#### To do
Give a verbatim quotation of every record.

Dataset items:
************

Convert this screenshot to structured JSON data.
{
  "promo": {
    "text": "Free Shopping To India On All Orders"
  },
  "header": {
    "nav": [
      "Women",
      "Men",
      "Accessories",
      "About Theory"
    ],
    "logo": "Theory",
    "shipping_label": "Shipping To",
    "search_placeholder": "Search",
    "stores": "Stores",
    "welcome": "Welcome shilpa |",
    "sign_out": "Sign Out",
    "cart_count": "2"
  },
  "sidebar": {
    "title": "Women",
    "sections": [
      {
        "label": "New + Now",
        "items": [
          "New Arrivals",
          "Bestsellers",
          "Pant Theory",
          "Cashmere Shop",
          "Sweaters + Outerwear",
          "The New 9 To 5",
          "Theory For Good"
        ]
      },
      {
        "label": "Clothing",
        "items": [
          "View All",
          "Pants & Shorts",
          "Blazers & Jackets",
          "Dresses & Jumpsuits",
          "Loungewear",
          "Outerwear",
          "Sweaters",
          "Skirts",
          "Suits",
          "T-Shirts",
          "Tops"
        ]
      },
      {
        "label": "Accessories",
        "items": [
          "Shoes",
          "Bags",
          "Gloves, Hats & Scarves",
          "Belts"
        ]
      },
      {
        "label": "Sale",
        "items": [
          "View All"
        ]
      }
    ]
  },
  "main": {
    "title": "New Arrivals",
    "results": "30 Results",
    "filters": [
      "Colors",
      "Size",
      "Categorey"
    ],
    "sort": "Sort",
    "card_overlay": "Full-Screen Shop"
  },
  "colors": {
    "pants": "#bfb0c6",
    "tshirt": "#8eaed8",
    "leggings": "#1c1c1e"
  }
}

************

#### Completed task
Convert this screenshot to structured JSON data.
{
  "promo": {
    "text": "Free Shopping To India On All Orders"
  },
  "header": {
    "nav": [
      "Women",
      "Men",
      "Accessories",
      "About Theory"
    ],
    "logo": "Theory",
    "shipping_label": "Shipping To",
    "search_placeholder": "Search",
    "stores": "Stores",
    "welcome": "Welcome shilpa |",
    "sign_out": "Sign Out",
    "cart_count": "2"
  },
  "sidebar": {
    "title": "Women",
    "sections": [
      {
        "label": "New + Now",
        "items": [
          "New Arrivals",
          "Bestsellers",
          "Pant Theory",
          "Cashmere Shop",
          "Sweaters + Outerwear",
          "The New 9 To 5",
          "Theory For Good"
        ]
      },
      {
        "label": "Clothing",
        "items": [
          "View All",
          "Pants & Shorts",
          "Blazers & Jackets",
          "Dresses & Jumpsuits",
          "Loungewear",
          "Outerwear",
          "Sweaters",
          "Skirts",
          "Suits",
          "T-Shirts",
          "Tops"
        ]
      },
      {
        "label": "Accessories",
        "items": [
          "Shoes",
          "Bags",
          "Gloves, Hats & Scarves",
          "Belts"
        ]
      },
      {
        "label": "Sale",
        "items": [
          "View All"
        ]
      }
    ]
  },
  "main": {
    "title": "New Arrivals",
    "results": "30 Results",
    "filters": [
      "Colors",
      "Size",
      "Categorey"
    ],
    "sort": "Sort",
    "card_overlay": "Full-Screen Shop"
  },
  "colors": {
    "pants": "#bfb0c6",
    "tshirt": "#8eaed8",
    "leggings": "#1c1c1e"
  }
}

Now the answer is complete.